■ REQUIRED WORK:
In the material below, list every line carrying the string "this".

■ Records from a collection:
----

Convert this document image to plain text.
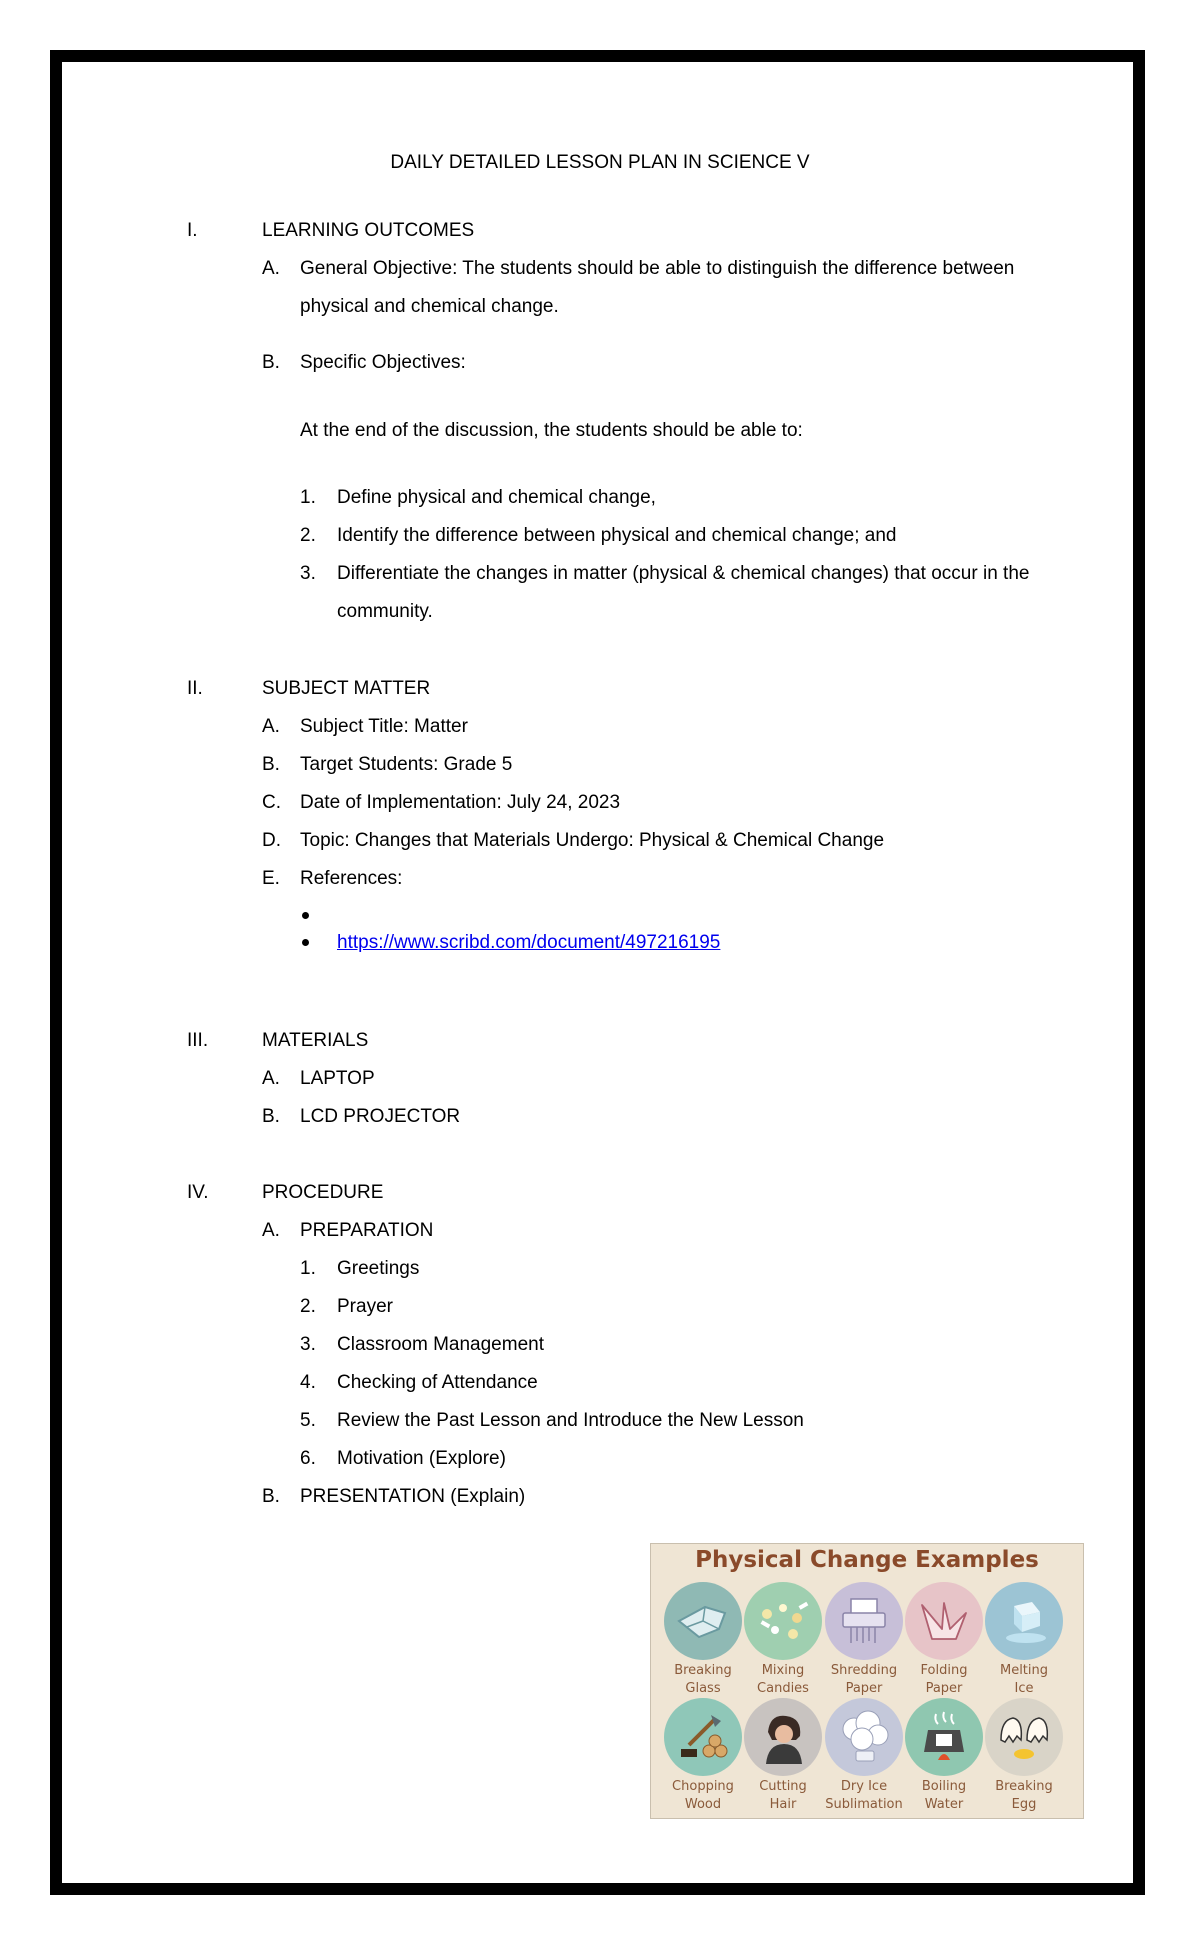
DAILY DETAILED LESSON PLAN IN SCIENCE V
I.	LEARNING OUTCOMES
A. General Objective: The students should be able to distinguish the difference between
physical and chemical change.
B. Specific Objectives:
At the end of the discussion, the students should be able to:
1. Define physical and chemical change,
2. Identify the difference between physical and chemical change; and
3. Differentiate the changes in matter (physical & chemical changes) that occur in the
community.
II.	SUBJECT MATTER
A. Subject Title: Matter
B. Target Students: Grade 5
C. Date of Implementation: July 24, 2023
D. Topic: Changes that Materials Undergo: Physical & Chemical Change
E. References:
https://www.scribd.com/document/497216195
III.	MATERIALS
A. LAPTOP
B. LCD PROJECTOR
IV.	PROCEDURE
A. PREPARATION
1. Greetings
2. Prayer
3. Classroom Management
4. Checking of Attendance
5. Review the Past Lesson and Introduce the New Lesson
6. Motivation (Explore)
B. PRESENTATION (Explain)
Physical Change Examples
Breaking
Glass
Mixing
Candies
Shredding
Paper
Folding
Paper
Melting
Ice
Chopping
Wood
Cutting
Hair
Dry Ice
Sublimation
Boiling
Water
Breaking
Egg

----

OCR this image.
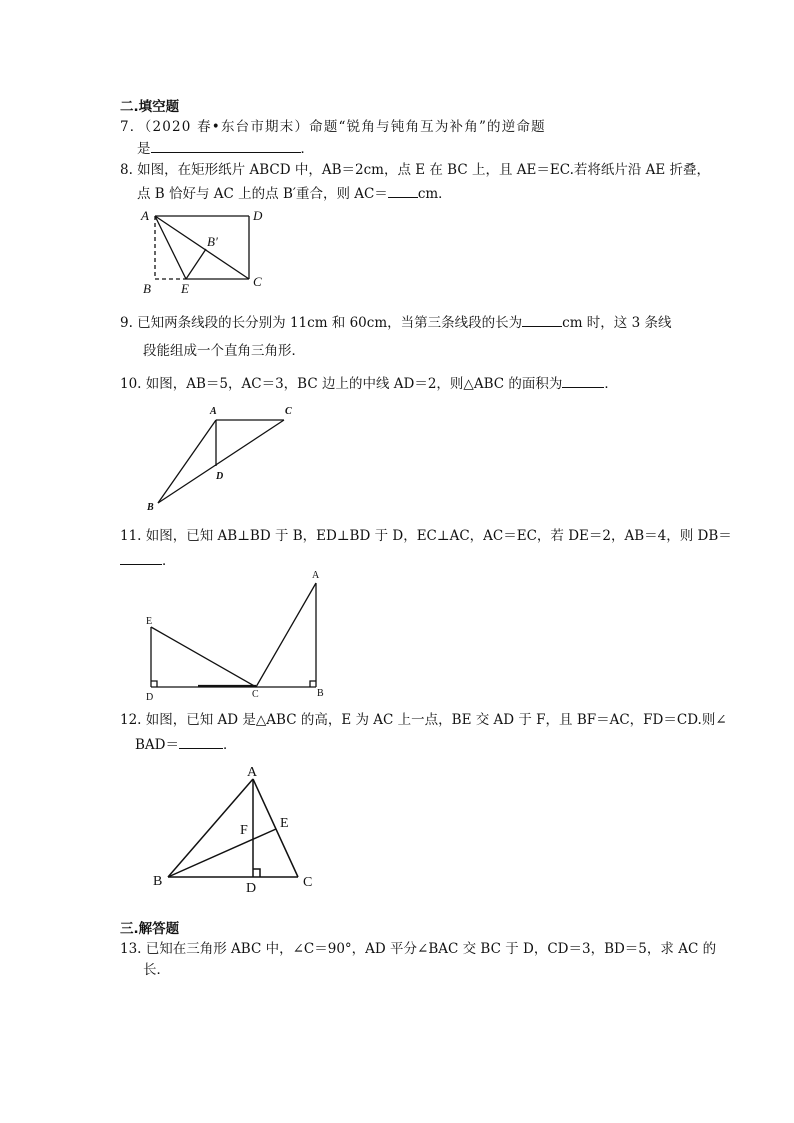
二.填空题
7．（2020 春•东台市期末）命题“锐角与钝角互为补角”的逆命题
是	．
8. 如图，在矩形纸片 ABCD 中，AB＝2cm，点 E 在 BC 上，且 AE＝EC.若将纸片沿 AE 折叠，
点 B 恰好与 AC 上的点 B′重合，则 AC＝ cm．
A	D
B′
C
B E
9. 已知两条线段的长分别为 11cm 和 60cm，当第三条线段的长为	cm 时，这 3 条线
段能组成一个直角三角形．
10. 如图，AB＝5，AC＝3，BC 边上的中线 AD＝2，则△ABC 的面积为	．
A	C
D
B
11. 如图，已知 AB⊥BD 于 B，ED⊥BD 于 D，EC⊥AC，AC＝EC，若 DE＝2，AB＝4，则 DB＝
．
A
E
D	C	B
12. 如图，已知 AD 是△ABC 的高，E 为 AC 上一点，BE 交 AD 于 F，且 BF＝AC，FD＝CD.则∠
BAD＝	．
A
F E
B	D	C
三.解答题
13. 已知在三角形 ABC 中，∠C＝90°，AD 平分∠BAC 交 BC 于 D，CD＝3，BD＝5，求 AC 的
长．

----

■ EXERCISE ANSWER:
Convert this document image to plain text.
OCR this image.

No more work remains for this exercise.